--- start ---

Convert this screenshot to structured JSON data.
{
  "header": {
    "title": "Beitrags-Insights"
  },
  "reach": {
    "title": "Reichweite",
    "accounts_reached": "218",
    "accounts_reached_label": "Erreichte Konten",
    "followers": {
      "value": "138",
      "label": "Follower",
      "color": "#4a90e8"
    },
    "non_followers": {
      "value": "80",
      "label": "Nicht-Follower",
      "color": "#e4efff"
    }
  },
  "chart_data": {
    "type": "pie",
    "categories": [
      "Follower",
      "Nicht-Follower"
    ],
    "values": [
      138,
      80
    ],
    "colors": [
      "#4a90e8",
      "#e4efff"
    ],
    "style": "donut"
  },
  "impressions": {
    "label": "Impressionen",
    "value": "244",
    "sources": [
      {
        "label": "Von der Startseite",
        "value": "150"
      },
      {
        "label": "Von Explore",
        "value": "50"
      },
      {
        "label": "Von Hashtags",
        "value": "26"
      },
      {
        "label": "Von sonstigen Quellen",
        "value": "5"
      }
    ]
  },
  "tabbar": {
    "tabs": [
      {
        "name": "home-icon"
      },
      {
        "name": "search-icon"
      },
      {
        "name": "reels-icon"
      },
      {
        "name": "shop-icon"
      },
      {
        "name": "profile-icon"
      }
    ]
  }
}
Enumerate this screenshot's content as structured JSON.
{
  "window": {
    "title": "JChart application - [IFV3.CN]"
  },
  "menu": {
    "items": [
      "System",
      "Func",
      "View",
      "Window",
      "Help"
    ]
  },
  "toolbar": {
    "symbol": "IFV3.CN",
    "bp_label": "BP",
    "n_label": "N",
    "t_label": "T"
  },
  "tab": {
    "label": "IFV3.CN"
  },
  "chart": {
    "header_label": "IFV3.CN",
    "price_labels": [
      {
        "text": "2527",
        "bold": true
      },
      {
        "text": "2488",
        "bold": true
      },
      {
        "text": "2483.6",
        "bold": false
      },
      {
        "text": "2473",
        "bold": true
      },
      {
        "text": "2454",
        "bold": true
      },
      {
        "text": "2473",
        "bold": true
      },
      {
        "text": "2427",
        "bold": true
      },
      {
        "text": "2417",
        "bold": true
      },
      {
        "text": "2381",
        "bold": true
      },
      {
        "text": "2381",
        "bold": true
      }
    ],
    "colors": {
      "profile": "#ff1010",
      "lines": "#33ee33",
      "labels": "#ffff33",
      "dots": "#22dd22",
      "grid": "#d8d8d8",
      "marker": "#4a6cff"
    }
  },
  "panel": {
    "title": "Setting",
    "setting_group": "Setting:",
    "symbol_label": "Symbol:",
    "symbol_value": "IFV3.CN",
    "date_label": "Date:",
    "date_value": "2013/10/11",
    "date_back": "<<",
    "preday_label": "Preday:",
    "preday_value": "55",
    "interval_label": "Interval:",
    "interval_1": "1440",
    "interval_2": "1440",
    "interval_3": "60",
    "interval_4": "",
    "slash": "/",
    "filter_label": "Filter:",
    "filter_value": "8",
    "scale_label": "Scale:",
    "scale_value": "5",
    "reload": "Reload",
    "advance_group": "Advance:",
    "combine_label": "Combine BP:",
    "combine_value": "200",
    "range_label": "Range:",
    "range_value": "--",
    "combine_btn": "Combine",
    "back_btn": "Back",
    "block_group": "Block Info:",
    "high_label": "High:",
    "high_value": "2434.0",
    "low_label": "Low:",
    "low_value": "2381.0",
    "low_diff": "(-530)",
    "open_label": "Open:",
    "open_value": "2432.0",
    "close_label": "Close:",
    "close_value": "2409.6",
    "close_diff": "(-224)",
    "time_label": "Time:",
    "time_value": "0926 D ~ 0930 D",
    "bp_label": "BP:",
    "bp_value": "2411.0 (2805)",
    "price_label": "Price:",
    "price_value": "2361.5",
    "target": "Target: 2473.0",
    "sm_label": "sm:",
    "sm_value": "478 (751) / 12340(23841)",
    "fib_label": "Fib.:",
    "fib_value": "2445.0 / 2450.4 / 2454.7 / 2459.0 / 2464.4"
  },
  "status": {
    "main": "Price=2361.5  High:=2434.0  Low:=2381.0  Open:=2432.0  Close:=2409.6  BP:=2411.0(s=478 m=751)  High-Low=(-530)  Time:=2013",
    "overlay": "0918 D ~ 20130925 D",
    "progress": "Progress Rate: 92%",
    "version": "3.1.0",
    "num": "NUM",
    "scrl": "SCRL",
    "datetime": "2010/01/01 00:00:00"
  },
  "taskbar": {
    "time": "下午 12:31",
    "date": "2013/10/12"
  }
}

--- end ---

— What to do —
Search the entries for the word "name" and pick out every line that holds it.

— Solution to the problem —
        "name": "home-icon"
        "name": "search-icon"
        "name": "reels-icon"
        "name": "shop-icon"
        "name": "profile-icon"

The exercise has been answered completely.